Write out all entries word for word.

════════════════════

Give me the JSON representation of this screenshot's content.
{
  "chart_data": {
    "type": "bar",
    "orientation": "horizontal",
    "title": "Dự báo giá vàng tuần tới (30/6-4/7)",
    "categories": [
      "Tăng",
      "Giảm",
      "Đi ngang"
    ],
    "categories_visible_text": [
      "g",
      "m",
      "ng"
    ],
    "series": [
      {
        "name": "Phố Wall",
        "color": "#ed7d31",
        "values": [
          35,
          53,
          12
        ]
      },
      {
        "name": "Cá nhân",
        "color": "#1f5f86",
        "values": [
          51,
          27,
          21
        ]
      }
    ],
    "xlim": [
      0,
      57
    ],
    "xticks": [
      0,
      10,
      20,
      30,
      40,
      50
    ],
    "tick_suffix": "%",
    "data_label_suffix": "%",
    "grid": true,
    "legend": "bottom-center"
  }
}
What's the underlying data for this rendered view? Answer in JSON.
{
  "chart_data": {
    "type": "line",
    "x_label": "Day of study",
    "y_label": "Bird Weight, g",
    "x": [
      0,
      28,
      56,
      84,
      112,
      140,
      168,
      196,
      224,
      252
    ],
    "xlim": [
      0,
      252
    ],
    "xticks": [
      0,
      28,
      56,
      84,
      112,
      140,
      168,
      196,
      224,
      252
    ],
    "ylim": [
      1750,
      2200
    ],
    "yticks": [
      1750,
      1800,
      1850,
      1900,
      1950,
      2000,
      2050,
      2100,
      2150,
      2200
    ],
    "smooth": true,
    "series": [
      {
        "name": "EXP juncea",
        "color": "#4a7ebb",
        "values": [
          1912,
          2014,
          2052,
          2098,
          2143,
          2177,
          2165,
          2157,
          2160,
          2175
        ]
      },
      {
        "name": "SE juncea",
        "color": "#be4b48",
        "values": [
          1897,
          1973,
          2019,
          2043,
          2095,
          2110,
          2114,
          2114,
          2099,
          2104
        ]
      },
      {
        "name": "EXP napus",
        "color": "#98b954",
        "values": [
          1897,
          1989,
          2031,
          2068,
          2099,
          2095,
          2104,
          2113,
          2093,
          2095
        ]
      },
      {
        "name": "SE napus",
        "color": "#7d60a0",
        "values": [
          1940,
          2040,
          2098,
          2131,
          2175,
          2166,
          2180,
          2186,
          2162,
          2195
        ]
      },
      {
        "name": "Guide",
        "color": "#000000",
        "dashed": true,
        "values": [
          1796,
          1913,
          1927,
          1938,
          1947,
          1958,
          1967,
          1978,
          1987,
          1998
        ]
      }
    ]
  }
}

════════════════════

◆ **ANSWER TO THIS TASK**:
Give me the JSON representation of this screenshot's content.
{
  "chart_data": {
    "type": "bar",
    "orientation": "horizontal",
    "title": "Dự báo giá vàng tuần tới (30/6-4/7)",
    "categories": [
      "Tăng",
      "Giảm",
      "Đi ngang"
    ],
    "categories_visible_text": [
      "g",
      "m",
      "ng"
    ],
    "series": [
      {
        "name": "Phố Wall",
        "color": "#ed7d31",
        "values": [
          35,
          53,
          12
        ]
      },
      {
        "name": "Cá nhân",
        "color": "#1f5f86",
        "values": [
          51,
          27,
          21
        ]
      }
    ],
    "xlim": [
      0,
      57
    ],
    "xticks": [
      0,
      10,
      20,
      30,
      40,
      50
    ],
    "tick_suffix": "%",
    "data_label_suffix": "%",
    "grid": true,
    "legend": "bottom-center"
  }
}
What's the underlying data for this rendered view? Answer in JSON.
{
  "chart_data": {
    "type": "line",
    "x_label": "Day of study",
    "y_label": "Bird Weight, g",
    "x": [
      0,
      28,
      56,
      84,
      112,
      140,
      168,
      196,
      224,
      252
    ],
    "xlim": [
      0,
      252
    ],
    "xticks": [
      0,
      28,
      56,
      84,
      112,
      140,
      168,
      196,
      224,
      252
    ],
    "ylim": [
      1750,
      2200
    ],
    "yticks": [
      1750,
      1800,
      1850,
      1900,
      1950,
      2000,
      2050,
      2100,
      2150,
      2200
    ],
    "smooth": true,
    "series": [
      {
        "name": "EXP juncea",
        "color": "#4a7ebb",
        "values": [
          1912,
          2014,
          2052,
          2098,
          2143,
          2177,
          2165,
          2157,
          2160,
          2175
        ]
      },
      {
        "name": "SE juncea",
        "color": "#be4b48",
        "values": [
          1897,
          1973,
          2019,
          2043,
          2095,
          2110,
          2114,
          2114,
          2099,
          2104
        ]
      },
      {
        "name": "EXP napus",
        "color": "#98b954",
        "values": [
          1897,
          1989,
          2031,
          2068,
          2099,
          2095,
          2104,
          2113,
          2093,
          2095
        ]
      },
      {
        "name": "SE napus",
        "color": "#7d60a0",
        "values": [
          1940,
          2040,
          2098,
          2131,
          2175,
          2166,
          2180,
          2186,
          2162,
          2195
        ]
      },
      {
        "name": "Guide",
        "color": "#000000",
        "dashed": true,
        "values": [
          1796,
          1913,
          1927,
          1938,
          1947,
          1958,
          1967,
          1978,
          1987,
          1998
        ]
      }
    ]
  }
}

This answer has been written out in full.